EXTRACTO DE PÁGINA:
La teoría narrativa (Bruner, 1990) nos recuerda que el sujeto construye identidad a través de la coherencia entre sus experiencias y los relatos que puede elaborar sobre ellas. Cuando esa coherencia se interrumpe («ya no soy el que era, pero no sé quién soy ahora»), aparece un malestar que no siempre es depresivo en términos clínicos, pero sí profundamente existencial.
Esto también se observa en el lenguaje cotidiano de muchos pacientes en consulta: expresiones como «me desconozco», «me siento raro conmigo mismo» o «no me reconozco en lo que estoy haciendo». Se trata de una fractura temporal en la identidad, donde el sujeto queda momentáneamente sin una narrativa que articule el pasado, el presente y el futuro.
III. Mentalización y funciones reflejas bajo estrés
Desde la Terapia Basada en la Mentalización (MBT), estos fenómenos pueden ser leídos como fallos transitorios en la capacidad mentalizante, especialmente en situaciones de sobrecarga emocional. La mentalización es la capacidad de interpretar las propias acciones y las de los demás como motivadas por estados mentales (deseos, creencias, emociones). Cuando el sujeto universitario se encuentra bajo condiciones de alta incertidumbre, con vínculos frágiles o sin contención afectiva, esta capacidad se debilita, y se pierde el acceso a una lectura simbólica de su experiencia.
Esto explica por qué muchos estudiantes refieren sentirse «confundidos», «fuera de sí», o con dificultades para pensar con claridad. No se trata de un problema exclusivamente cognitivo, sino de una desregulación afectiva que interfiere en las funciones superiores.
La investigación reciente en neurociencias también respalda este punto: estudios con resonancia funcional muestran que el estrés crónico reduce la actividad del área prefrontal del cerebro, afectando la memoria de trabajo, la atención sostenida y la toma de decisiones (McEwen, 2022).
IV. Hacia una clínica de la transición vital
En Subjetivamente proponemos comprender estas experiencias no como patologías, sino como formas de expresión de un sujeto en transición. Esto implica una clínica que no apure soluciones ni imponga adaptaciones rápidas, sino que trabaje activamente en la elaboración psíquica de la experiencia vital, promoviendo la construcción de narrativas coherentes, la mentalización de los estados afectivos, y la simbolización del conflicto.

REGISTROS PROPORCIONADOS:
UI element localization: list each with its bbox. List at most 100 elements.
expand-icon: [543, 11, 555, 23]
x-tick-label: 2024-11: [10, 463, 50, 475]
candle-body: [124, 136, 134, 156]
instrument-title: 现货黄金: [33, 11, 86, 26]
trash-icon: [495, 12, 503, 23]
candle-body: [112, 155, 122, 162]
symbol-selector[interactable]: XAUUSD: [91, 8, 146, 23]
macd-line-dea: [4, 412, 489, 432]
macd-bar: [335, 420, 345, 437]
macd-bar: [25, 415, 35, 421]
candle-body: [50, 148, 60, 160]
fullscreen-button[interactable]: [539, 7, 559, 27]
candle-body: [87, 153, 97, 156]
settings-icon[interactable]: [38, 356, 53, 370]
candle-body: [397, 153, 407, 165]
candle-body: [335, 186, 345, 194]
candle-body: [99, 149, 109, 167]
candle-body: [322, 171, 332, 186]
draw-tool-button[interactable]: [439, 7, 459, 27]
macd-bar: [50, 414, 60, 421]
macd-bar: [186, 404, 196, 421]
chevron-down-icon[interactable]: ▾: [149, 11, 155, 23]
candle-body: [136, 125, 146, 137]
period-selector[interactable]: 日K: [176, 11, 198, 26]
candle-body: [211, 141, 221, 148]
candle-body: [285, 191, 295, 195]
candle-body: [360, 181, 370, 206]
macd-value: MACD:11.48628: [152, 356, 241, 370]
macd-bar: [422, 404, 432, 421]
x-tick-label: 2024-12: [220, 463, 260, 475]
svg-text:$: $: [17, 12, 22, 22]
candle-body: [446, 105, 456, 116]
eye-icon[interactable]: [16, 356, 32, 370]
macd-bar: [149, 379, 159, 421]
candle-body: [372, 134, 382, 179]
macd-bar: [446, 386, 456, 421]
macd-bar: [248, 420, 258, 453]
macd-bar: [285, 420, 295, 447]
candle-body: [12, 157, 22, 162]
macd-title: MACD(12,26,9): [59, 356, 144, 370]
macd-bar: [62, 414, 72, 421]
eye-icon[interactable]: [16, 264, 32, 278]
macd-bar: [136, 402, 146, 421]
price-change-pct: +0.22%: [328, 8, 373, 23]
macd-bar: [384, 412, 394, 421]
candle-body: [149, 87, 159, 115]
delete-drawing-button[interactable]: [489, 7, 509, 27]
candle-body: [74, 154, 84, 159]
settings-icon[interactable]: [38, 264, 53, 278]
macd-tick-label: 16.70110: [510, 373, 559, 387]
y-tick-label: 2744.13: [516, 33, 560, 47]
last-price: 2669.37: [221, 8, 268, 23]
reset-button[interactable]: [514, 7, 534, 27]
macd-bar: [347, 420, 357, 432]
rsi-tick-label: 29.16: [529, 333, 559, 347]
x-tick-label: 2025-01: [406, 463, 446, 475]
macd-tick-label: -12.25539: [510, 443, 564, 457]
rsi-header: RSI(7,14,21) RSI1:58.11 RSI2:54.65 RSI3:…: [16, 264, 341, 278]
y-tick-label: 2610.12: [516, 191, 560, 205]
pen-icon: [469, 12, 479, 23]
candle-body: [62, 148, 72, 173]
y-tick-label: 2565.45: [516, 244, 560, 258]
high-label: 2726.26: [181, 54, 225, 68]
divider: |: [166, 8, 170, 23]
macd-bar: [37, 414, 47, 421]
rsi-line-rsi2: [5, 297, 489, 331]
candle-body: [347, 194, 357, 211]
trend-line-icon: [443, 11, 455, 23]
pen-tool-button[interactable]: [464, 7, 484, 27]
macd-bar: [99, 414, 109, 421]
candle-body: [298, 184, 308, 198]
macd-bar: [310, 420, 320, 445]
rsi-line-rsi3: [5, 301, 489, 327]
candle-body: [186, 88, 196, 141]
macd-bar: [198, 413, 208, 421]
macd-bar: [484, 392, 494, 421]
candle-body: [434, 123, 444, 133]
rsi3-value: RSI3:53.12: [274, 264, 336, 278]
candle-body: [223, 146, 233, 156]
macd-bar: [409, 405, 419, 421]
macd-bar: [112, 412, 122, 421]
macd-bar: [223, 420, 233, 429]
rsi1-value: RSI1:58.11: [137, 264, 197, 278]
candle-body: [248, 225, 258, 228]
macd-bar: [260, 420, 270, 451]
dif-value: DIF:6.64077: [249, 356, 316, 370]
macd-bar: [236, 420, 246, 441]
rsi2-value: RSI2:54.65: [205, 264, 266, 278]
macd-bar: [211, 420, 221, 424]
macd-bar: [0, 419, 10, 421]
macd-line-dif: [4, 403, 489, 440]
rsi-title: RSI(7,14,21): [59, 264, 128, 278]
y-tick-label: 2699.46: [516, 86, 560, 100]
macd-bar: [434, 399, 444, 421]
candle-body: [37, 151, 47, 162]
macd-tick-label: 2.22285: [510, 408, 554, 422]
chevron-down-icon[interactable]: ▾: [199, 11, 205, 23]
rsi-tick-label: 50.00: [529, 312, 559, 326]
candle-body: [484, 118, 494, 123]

PARTES DEL EJERCICIO:
(A) Transcribe sin cambios el tramo del texto sobre identidad y mentalización que va desde "III. Mentalización y" hasta "las funciones superiores.".
(B) Prolonga el texto sobre identidad y mentalización a partir del punto en que termina.
Los registros no intervienen en esto.

RESPUESTAS:
(A)
III. Mentalización y funciones reflejas bajo estrés
Desde la Terapia Basada en la Mentalización (MBT), estos fenómenos pueden ser leídos como fallos transitorios en la capacidad mentalizante, especialmente en situaciones de sobrecarga emocional. La mentalización es la capacidad de interpretar las propias acciones y las de los demás como motivadas por estados mentales (deseos, creencias, emociones). Cuando el sujeto universitario se encuentra bajo condiciones de alta incertidumbre, con vínculos frágiles o sin contención afectiva, esta capacidad se debilita, y se pierde el acceso a una lectura simbólica de su experiencia.
Esto explica por qué muchos estudiantes refieren sentirse «confundidos», «fuera de sí», o con dificultades para pensar con claridad. No se trata de un problema exclusivamente cognitivo, sino de una desregulación afectiva que interfiere en las funciones superiores.

(B)
El quehacer clínico en estos casos no se reduce a «contener» o «escuchar», sino a participar de un proceso complejo de subjetivación, donde el consultante puede historizar sus crisis, resignificar su biografía y producir sentido a partir del malestar. La intervención psicológica debe permitir que el sujeto transite desde el padecimiento opaco hacia una comprensión activa de su propio devenir.
También es fundamental que las instituciones de educación superior se comprometan a crear condiciones psicosociales adecuadas para el desarrollo de sus estudiantes. Esto incluye espacios de orientación psicológica, redes de tutoría, formación de equipos docentes en salud mental y una cultura institucional que valore el bienestar subjetivo como parte de la formación integral.
V. Conclusiones y proyecciones clínicas
No todo malestar es patología, y no toda crisis implica disfunción. En muchos casos, lo que emerge como un «problema de rendimiento» es, en realidad, una invitación a repensar el lugar del deseo, la identidad y la relación con el saber.
Abordar estas experiencias desde una clínica relacional y contextual implica reconocer al estudiante como un sujeto en construcción, cuya vulnerabilidad puede ser, también, una potencia para el cambio.
Porque, en definitiva, no se trata de una falla individual, sino de un momento de subjetivación complejo, que necesita ser pensado desde el contexto, la biografía, el deseo y la relación.